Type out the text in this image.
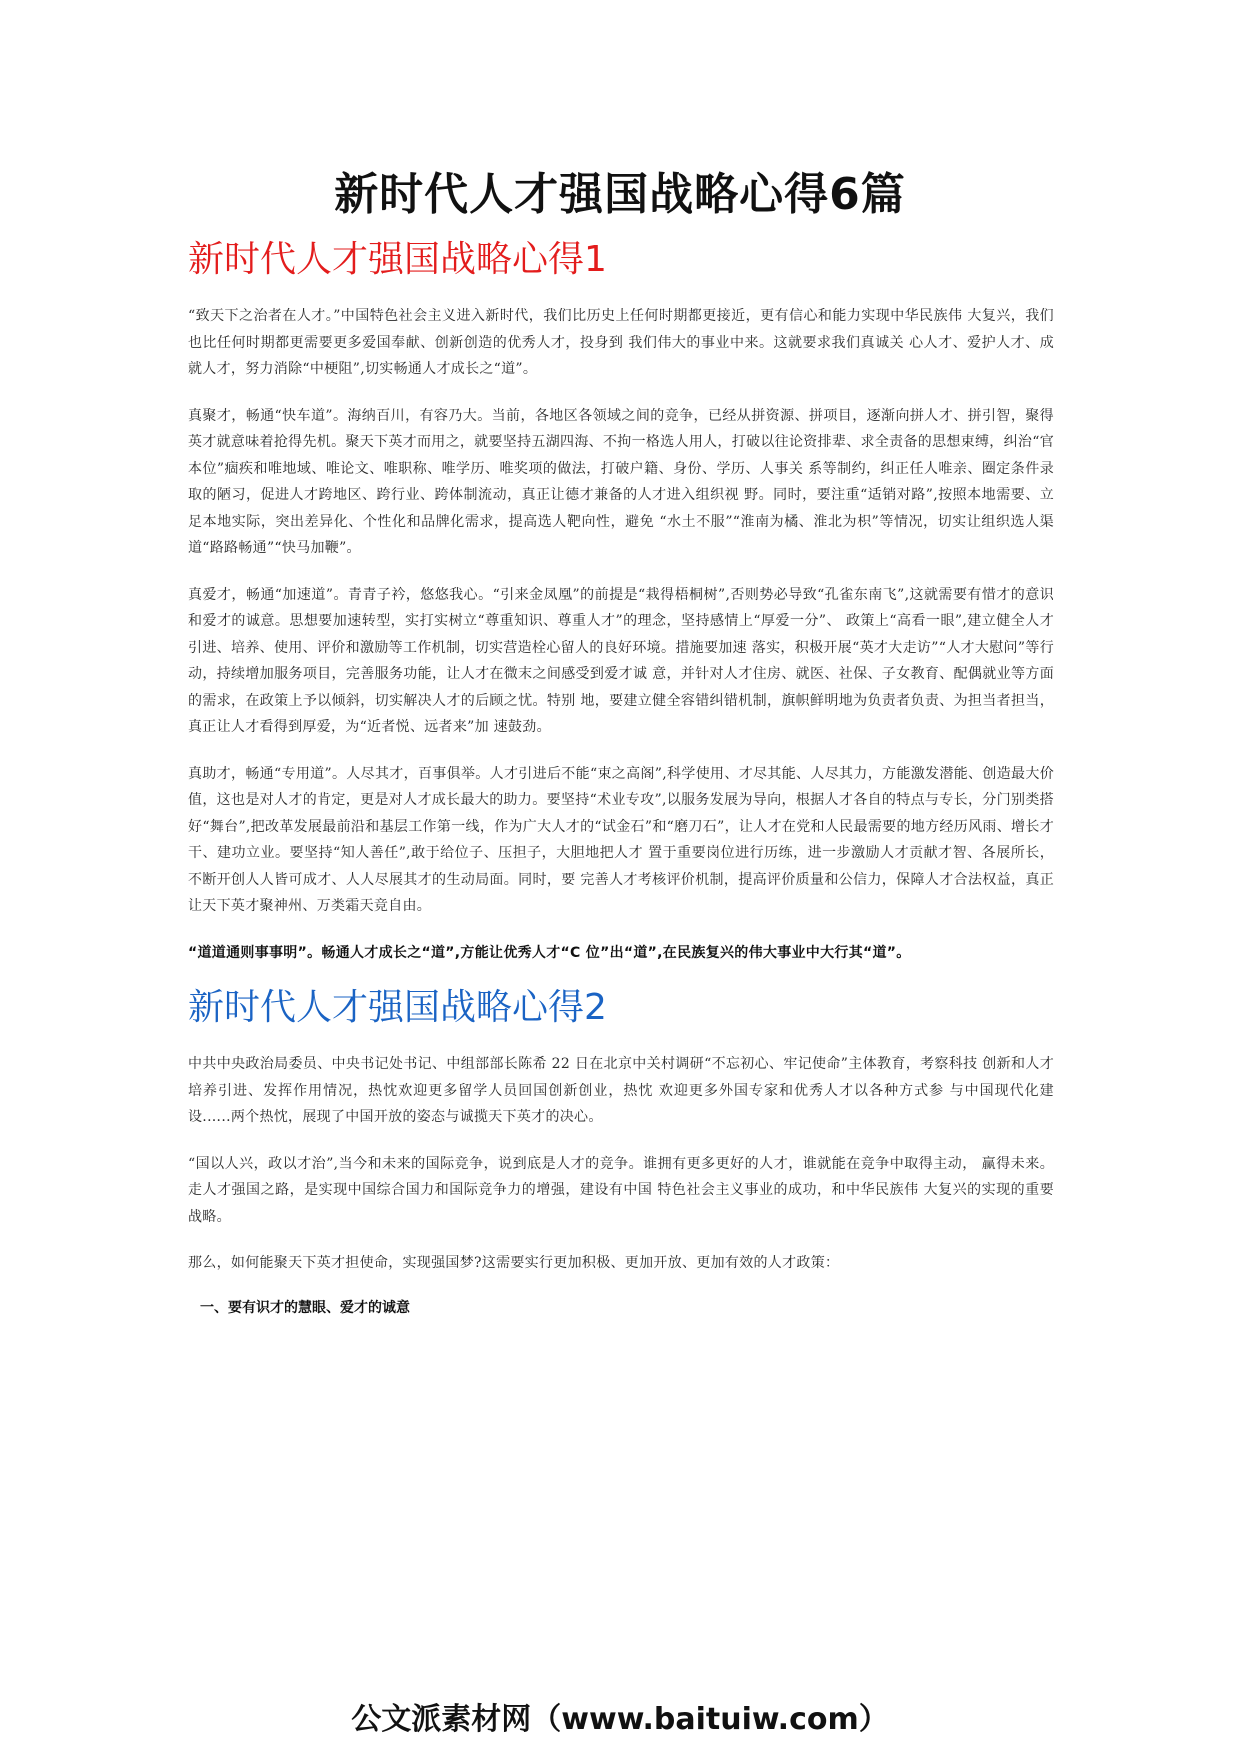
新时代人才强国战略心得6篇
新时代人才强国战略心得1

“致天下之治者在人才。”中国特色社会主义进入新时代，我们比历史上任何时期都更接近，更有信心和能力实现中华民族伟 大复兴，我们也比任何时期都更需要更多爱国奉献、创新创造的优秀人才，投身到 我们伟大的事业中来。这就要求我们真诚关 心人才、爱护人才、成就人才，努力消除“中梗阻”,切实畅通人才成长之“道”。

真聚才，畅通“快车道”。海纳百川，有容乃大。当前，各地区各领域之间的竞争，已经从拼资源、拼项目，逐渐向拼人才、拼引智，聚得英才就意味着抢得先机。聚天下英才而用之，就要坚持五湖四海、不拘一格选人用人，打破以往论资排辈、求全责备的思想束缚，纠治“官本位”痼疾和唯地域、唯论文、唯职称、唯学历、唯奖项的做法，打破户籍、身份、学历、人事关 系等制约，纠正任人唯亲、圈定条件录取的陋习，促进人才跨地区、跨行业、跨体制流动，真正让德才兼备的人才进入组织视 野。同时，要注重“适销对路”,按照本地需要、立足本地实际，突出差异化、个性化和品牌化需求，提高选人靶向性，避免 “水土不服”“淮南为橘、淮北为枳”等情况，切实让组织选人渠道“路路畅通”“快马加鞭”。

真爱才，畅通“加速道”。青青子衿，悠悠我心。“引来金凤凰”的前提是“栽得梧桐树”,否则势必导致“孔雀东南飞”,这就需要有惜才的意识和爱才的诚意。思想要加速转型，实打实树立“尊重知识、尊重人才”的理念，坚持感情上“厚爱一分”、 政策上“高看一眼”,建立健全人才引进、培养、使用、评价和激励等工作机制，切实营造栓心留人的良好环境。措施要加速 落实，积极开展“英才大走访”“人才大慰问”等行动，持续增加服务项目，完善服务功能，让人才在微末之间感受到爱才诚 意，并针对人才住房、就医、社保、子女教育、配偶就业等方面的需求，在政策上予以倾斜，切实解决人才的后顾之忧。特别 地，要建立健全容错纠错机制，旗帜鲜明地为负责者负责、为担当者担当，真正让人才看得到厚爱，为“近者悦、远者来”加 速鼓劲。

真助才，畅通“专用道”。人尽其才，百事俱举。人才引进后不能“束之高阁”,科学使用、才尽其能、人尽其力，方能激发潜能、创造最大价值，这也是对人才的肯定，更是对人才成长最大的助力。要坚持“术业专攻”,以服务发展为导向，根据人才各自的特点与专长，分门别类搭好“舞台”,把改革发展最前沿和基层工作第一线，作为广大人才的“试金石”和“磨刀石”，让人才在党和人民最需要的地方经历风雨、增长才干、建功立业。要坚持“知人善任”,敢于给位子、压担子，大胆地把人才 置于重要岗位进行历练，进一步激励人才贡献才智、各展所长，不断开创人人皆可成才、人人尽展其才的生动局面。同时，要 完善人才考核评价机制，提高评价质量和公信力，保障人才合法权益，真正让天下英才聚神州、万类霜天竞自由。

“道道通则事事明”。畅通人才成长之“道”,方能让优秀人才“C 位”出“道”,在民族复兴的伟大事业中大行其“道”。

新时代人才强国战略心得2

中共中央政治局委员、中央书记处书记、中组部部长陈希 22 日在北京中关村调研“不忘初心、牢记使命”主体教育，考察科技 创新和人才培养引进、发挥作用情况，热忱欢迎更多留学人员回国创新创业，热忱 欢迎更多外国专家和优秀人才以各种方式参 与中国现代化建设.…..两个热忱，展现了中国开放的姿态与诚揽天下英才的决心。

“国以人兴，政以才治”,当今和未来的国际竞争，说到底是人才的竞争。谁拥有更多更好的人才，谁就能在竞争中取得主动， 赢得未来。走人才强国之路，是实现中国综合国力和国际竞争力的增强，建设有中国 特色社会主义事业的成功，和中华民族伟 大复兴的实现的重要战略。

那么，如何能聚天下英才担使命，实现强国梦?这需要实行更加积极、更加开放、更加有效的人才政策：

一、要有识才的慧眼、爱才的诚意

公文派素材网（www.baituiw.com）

--*--

EXERCISE: Write the records above out again exactly, with no pictures in your copy.

SOLUTION TO THIS TASK:
Type out the text in this image.
新时代人才强国战略心得6篇
新时代人才强国战略心得1

“致天下之治者在人才。”中国特色社会主义进入新时代，我们比历史上任何时期都更接近，更有信心和能力实现中华民族伟 大复兴，我们也比任何时期都更需要更多爱国奉献、创新创造的优秀人才，投身到 我们伟大的事业中来。这就要求我们真诚关 心人才、爱护人才、成就人才，努力消除“中梗阻”,切实畅通人才成长之“道”。

真聚才，畅通“快车道”。海纳百川，有容乃大。当前，各地区各领域之间的竞争，已经从拼资源、拼项目，逐渐向拼人才、拼引智，聚得英才就意味着抢得先机。聚天下英才而用之，就要坚持五湖四海、不拘一格选人用人，打破以往论资排辈、求全责备的思想束缚，纠治“官本位”痼疾和唯地域、唯论文、唯职称、唯学历、唯奖项的做法，打破户籍、身份、学历、人事关 系等制约，纠正任人唯亲、圈定条件录取的陋习，促进人才跨地区、跨行业、跨体制流动，真正让德才兼备的人才进入组织视 野。同时，要注重“适销对路”,按照本地需要、立足本地实际，突出差异化、个性化和品牌化需求，提高选人靶向性，避免 “水土不服”“淮南为橘、淮北为枳”等情况，切实让组织选人渠道“路路畅通”“快马加鞭”。

真爱才，畅通“加速道”。青青子衿，悠悠我心。“引来金凤凰”的前提是“栽得梧桐树”,否则势必导致“孔雀东南飞”,这就需要有惜才的意识和爱才的诚意。思想要加速转型，实打实树立“尊重知识、尊重人才”的理念，坚持感情上“厚爱一分”、 政策上“高看一眼”,建立健全人才引进、培养、使用、评价和激励等工作机制，切实营造栓心留人的良好环境。措施要加速 落实，积极开展“英才大走访”“人才大慰问”等行动，持续增加服务项目，完善服务功能，让人才在微末之间感受到爱才诚 意，并针对人才住房、就医、社保、子女教育、配偶就业等方面的需求，在政策上予以倾斜，切实解决人才的后顾之忧。特别 地，要建立健全容错纠错机制，旗帜鲜明地为负责者负责、为担当者担当，真正让人才看得到厚爱，为“近者悦、远者来”加 速鼓劲。

真助才，畅通“专用道”。人尽其才，百事俱举。人才引进后不能“束之高阁”,科学使用、才尽其能、人尽其力，方能激发潜能、创造最大价值，这也是对人才的肯定，更是对人才成长最大的助力。要坚持“术业专攻”,以服务发展为导向，根据人才各自的特点与专长，分门别类搭好“舞台”,把改革发展最前沿和基层工作第一线，作为广大人才的“试金石”和“磨刀石”，让人才在党和人民最需要的地方经历风雨、增长才干、建功立业。要坚持“知人善任”,敢于给位子、压担子，大胆地把人才 置于重要岗位进行历练，进一步激励人才贡献才智、各展所长，不断开创人人皆可成才、人人尽展其才的生动局面。同时，要 完善人才考核评价机制，提高评价质量和公信力，保障人才合法权益，真正让天下英才聚神州、万类霜天竞自由。

“道道通则事事明”。畅通人才成长之“道”,方能让优秀人才“C 位”出“道”,在民族复兴的伟大事业中大行其“道”。

新时代人才强国战略心得2

中共中央政治局委员、中央书记处书记、中组部部长陈希 22 日在北京中关村调研“不忘初心、牢记使命”主体教育，考察科技 创新和人才培养引进、发挥作用情况，热忱欢迎更多留学人员回国创新创业，热忱 欢迎更多外国专家和优秀人才以各种方式参 与中国现代化建设.…..两个热忱，展现了中国开放的姿态与诚揽天下英才的决心。

“国以人兴，政以才治”,当今和未来的国际竞争，说到底是人才的竞争。谁拥有更多更好的人才，谁就能在竞争中取得主动， 赢得未来。走人才强国之路，是实现中国综合国力和国际竞争力的增强，建设有中国 特色社会主义事业的成功，和中华民族伟 大复兴的实现的重要战略。

那么，如何能聚天下英才担使命，实现强国梦?这需要实行更加积极、更加开放、更加有效的人才政策：

一、要有识才的慧眼、爱才的诚意

公文派素材网（www.baituiw.com）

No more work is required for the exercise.